→ Short exercise
Locate each line in the records containing "Turrubares". Copy it.

Collected data entries:
* * * *

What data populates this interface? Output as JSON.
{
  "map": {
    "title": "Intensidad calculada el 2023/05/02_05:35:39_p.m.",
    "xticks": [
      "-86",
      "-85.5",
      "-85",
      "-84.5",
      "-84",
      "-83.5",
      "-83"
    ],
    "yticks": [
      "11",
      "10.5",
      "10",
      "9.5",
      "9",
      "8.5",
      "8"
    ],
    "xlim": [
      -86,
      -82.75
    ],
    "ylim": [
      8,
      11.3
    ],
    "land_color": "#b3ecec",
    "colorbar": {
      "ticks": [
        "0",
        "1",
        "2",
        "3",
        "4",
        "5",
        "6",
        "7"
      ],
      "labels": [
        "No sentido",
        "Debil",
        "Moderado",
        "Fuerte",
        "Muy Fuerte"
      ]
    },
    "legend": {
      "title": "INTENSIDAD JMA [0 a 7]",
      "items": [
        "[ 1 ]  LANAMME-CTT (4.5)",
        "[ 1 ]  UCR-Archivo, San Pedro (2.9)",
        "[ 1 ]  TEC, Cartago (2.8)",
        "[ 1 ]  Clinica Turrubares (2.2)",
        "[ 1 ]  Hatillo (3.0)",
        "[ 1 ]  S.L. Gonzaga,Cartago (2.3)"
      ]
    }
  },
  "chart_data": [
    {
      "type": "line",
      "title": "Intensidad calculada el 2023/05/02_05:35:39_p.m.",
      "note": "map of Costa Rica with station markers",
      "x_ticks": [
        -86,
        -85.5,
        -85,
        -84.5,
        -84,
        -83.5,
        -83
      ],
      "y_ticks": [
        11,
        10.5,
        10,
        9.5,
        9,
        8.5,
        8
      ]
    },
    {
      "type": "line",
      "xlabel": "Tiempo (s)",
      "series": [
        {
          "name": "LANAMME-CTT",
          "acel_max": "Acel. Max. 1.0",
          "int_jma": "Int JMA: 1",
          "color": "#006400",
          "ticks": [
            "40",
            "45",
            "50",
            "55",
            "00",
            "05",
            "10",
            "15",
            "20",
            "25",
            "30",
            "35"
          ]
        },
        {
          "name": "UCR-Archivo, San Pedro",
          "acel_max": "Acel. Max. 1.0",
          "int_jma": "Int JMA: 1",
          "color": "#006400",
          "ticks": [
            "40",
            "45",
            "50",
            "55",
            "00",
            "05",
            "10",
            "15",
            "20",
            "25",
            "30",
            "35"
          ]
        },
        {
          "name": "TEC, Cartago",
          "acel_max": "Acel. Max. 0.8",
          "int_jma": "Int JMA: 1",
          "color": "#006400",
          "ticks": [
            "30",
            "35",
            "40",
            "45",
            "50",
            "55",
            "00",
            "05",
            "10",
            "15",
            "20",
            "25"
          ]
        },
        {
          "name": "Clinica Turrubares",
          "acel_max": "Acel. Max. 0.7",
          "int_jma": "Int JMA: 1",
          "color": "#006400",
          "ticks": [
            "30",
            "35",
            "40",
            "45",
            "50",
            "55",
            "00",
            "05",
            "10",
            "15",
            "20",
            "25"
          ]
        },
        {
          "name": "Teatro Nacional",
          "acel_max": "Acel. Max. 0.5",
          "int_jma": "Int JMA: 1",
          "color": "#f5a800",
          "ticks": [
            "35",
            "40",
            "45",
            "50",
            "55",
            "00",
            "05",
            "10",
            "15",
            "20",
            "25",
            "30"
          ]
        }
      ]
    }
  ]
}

* * * *

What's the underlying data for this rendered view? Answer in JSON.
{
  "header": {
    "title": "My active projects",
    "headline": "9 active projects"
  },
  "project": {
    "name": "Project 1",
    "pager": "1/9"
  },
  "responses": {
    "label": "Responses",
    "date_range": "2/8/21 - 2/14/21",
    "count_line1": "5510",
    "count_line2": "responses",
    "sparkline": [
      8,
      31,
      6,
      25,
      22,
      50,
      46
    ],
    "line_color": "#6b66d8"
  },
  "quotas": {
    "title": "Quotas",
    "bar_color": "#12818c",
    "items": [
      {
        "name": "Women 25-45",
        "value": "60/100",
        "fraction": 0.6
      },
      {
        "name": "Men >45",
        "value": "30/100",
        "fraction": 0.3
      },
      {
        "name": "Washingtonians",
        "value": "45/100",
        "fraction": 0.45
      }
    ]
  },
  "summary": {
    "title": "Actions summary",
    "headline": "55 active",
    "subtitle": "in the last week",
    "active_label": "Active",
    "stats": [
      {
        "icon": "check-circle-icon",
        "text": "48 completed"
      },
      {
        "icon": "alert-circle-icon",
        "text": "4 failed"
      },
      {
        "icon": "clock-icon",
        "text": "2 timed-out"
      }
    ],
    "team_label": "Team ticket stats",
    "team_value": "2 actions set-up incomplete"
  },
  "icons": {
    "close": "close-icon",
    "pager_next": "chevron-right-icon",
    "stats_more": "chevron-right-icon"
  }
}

* * * *

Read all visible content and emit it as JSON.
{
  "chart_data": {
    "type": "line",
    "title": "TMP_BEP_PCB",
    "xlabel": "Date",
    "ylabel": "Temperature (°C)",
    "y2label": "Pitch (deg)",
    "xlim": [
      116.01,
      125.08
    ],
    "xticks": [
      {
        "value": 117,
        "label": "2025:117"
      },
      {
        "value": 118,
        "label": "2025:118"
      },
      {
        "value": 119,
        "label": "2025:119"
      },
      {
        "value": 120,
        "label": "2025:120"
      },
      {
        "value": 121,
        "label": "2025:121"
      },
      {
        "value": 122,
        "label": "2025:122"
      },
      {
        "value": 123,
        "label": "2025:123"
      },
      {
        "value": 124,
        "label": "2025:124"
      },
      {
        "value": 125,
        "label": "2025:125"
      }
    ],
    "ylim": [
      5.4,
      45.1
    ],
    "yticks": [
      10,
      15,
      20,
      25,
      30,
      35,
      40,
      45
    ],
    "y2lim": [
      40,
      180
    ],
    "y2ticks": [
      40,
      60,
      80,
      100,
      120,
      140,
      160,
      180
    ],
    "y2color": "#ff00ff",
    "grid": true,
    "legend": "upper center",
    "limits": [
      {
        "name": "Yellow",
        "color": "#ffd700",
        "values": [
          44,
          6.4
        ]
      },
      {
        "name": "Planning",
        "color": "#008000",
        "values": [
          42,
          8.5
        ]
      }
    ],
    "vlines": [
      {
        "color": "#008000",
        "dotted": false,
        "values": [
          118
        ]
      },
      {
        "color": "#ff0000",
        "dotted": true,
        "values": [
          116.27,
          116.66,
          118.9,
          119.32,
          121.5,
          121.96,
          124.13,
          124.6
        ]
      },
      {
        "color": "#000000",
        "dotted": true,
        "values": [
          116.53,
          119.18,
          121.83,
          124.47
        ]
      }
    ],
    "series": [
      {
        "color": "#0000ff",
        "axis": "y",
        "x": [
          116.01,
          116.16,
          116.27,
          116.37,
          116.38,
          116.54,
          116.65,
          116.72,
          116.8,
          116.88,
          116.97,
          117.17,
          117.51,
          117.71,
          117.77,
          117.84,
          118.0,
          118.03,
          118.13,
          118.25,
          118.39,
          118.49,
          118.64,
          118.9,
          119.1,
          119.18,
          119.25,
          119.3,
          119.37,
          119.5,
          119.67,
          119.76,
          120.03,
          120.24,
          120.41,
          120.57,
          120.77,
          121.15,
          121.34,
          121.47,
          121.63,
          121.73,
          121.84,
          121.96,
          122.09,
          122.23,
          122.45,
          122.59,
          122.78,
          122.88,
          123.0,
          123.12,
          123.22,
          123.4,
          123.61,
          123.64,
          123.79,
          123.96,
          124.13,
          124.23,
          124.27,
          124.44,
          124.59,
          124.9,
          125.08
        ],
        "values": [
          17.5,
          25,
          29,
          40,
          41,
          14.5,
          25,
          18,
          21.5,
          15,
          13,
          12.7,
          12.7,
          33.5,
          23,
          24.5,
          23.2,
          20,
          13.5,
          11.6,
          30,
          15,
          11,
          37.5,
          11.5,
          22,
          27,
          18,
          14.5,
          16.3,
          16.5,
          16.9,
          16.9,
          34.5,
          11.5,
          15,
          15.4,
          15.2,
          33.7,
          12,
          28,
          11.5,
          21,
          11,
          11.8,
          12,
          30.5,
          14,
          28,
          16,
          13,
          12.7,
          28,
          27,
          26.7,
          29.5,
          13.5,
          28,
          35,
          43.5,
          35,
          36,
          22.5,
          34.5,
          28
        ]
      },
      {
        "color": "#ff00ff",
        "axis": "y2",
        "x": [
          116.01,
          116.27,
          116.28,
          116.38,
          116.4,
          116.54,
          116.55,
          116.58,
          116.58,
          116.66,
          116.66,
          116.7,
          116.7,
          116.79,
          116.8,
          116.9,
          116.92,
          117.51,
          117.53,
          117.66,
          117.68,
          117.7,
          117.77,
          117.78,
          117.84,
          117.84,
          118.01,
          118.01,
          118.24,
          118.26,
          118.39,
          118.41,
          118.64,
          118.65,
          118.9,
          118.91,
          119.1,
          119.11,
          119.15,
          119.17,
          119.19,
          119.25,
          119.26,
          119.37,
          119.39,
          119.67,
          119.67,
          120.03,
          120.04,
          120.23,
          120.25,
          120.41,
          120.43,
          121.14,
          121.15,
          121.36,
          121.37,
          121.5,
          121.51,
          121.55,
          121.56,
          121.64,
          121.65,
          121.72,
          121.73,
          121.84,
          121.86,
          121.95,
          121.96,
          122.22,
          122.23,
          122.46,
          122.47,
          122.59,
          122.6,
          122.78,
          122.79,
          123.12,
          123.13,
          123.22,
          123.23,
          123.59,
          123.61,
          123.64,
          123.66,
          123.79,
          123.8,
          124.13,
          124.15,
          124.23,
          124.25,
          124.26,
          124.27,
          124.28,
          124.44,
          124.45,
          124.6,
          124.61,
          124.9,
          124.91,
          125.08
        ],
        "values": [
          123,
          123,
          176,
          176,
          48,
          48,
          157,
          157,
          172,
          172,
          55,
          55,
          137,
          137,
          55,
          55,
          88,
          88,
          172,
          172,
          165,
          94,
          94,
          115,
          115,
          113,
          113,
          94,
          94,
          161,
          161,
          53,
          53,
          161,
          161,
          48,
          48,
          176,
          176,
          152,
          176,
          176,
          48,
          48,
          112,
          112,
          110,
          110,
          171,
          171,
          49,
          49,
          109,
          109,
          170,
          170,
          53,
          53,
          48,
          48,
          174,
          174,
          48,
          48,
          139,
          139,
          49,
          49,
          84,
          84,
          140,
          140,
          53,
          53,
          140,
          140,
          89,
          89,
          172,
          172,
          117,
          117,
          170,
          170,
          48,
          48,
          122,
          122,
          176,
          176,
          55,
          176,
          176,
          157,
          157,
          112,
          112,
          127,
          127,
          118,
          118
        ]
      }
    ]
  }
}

* * * *

→ Answer to this problem
        "[ 1 ]  Clinica Turrubares (2.2)",
          "name": "Clinica Turrubares",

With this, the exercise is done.